What is being asked. Count how many lines contain "Mint" and reply with that number only.

Record list.
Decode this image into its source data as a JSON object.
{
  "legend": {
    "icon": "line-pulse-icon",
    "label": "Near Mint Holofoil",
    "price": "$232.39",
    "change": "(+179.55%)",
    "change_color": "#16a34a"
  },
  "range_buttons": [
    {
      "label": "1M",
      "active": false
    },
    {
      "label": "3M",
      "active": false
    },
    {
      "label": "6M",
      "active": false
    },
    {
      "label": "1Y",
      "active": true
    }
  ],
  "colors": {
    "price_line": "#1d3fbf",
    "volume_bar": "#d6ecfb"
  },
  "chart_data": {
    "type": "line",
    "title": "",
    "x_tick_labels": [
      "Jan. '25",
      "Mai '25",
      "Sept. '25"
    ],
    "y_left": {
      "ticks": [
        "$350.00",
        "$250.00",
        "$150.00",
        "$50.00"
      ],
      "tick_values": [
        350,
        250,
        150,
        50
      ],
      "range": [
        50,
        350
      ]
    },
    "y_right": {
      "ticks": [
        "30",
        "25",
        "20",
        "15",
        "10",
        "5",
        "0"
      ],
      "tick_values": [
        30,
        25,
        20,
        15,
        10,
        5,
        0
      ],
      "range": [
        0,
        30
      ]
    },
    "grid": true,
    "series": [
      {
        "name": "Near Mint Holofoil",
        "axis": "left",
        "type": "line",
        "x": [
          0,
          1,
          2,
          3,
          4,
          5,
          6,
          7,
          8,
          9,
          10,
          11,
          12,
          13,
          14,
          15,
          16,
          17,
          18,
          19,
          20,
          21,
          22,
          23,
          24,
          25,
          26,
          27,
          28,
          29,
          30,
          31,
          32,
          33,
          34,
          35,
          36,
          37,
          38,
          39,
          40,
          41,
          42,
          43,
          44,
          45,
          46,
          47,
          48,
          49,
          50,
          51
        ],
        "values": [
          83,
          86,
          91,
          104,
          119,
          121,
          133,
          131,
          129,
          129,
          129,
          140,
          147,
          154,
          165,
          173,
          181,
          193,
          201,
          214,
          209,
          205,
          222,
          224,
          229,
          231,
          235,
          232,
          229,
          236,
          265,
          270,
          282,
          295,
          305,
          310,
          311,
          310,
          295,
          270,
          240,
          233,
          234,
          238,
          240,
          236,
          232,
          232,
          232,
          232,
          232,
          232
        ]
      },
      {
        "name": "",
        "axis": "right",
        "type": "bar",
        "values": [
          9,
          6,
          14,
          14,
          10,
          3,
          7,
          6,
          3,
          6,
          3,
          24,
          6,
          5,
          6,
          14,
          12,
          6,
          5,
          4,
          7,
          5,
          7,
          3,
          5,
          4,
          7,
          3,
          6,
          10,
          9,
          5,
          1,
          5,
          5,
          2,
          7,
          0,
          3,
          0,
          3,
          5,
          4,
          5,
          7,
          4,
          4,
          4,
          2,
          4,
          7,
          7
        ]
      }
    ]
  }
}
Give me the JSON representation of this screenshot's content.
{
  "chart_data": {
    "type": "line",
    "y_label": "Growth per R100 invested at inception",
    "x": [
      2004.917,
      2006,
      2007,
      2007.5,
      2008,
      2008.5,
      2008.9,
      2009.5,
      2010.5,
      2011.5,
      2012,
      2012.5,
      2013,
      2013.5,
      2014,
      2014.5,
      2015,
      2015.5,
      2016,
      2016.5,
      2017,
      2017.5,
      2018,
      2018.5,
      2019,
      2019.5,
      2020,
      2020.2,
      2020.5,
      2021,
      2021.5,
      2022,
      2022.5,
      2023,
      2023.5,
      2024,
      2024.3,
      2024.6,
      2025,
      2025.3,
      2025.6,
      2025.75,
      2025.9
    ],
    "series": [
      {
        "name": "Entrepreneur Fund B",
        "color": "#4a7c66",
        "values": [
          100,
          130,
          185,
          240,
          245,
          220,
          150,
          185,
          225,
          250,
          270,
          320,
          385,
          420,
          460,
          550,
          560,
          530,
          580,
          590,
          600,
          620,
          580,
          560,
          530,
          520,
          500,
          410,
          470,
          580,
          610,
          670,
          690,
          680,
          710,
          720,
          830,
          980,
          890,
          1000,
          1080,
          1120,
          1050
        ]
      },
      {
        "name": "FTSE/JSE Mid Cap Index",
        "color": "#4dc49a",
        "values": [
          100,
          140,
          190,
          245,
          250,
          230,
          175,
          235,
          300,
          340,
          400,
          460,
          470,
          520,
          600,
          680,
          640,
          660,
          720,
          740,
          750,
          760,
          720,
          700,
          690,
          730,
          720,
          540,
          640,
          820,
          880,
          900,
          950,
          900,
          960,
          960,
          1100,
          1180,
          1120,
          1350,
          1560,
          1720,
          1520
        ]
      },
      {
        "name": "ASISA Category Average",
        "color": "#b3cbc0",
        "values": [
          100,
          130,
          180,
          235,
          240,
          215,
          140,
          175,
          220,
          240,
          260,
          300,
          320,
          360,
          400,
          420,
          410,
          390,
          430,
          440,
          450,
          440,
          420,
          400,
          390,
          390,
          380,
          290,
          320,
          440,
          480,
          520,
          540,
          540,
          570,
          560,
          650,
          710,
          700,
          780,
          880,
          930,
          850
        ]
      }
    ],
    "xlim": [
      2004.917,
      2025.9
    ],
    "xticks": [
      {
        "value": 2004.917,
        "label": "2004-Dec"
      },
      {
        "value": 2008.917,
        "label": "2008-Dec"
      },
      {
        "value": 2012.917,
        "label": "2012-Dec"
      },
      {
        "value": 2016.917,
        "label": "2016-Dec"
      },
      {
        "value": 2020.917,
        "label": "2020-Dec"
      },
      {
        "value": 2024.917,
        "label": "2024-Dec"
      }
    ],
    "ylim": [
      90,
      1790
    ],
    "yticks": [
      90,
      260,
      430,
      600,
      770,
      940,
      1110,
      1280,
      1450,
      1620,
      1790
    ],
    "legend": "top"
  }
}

---

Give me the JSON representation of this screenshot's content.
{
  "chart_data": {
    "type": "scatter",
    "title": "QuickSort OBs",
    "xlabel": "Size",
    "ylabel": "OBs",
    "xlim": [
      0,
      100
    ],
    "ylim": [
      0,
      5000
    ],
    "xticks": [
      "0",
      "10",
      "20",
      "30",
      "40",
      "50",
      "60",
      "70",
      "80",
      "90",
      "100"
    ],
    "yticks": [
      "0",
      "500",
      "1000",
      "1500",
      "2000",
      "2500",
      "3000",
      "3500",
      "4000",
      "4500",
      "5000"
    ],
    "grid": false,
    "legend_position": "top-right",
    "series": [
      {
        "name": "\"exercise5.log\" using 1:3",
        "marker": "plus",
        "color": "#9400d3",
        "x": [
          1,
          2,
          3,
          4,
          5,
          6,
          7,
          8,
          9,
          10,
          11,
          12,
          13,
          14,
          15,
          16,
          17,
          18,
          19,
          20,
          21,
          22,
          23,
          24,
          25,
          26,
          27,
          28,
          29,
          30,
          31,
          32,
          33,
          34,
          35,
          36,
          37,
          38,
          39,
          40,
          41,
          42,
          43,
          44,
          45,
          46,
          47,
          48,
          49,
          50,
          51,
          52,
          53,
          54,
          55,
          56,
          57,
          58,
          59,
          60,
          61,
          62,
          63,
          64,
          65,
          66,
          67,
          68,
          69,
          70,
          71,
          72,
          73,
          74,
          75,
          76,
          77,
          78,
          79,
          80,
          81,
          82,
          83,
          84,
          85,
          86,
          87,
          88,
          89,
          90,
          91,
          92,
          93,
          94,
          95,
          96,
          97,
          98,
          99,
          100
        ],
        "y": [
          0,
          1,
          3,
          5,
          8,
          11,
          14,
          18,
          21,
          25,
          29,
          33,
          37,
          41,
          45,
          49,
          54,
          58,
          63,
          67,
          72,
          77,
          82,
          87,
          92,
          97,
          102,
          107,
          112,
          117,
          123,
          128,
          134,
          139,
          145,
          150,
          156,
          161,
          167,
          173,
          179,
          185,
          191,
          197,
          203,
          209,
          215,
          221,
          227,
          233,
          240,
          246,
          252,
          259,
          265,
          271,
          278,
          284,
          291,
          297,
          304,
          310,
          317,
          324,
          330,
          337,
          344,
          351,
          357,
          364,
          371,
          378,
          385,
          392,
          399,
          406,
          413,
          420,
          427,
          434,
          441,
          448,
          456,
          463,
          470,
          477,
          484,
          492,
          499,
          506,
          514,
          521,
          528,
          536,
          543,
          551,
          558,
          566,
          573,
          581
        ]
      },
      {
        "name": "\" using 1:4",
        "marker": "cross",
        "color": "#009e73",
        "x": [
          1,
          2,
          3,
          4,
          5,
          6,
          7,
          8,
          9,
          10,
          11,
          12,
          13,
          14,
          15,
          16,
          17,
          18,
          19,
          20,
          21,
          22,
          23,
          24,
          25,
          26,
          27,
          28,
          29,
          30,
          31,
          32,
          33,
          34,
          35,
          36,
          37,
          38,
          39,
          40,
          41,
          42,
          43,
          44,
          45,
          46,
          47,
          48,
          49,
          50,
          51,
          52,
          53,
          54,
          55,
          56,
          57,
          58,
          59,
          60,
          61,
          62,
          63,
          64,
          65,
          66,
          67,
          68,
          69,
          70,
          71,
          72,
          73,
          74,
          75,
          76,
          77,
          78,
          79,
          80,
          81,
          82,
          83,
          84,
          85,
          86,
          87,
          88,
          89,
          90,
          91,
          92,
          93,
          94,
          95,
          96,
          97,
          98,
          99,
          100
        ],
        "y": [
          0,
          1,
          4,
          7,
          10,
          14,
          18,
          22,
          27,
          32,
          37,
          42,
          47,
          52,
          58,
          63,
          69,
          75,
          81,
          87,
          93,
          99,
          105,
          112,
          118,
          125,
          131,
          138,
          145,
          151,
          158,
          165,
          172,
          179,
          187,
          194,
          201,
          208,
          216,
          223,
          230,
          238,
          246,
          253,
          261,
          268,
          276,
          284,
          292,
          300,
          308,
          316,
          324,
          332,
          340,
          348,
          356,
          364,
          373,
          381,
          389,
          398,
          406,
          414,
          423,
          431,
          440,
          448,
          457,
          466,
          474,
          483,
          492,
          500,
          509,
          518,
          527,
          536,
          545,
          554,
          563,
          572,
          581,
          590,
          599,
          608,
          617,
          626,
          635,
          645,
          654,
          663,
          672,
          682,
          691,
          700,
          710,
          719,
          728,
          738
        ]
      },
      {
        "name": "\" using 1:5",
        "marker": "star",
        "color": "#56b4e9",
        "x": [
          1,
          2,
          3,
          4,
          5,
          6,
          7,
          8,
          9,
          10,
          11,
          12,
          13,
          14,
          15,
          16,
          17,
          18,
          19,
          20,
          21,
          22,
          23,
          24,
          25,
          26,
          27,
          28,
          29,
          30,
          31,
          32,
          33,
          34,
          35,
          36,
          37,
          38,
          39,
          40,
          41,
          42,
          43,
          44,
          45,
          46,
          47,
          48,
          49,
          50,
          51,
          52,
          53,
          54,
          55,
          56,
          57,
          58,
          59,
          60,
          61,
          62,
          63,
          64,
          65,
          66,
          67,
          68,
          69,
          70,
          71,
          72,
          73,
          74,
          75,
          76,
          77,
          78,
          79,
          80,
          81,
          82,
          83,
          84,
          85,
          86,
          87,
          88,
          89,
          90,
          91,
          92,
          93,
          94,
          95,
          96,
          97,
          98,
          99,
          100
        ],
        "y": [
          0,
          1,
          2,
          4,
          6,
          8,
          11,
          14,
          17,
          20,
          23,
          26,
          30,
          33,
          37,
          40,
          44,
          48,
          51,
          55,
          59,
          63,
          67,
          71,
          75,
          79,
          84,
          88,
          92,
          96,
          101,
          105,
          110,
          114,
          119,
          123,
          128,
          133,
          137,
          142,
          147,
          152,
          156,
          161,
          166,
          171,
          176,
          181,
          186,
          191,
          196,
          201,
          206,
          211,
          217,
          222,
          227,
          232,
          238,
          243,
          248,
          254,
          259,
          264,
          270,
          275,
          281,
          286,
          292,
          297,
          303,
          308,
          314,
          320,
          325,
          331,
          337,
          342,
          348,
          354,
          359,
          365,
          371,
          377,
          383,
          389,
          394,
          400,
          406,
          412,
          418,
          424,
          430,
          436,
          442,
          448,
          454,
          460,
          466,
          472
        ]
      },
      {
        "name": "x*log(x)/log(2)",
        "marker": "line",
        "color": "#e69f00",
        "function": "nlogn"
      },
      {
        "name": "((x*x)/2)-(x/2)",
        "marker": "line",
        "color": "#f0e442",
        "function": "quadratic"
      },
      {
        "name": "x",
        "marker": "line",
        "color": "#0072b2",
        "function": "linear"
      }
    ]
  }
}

Solution for this problem. 2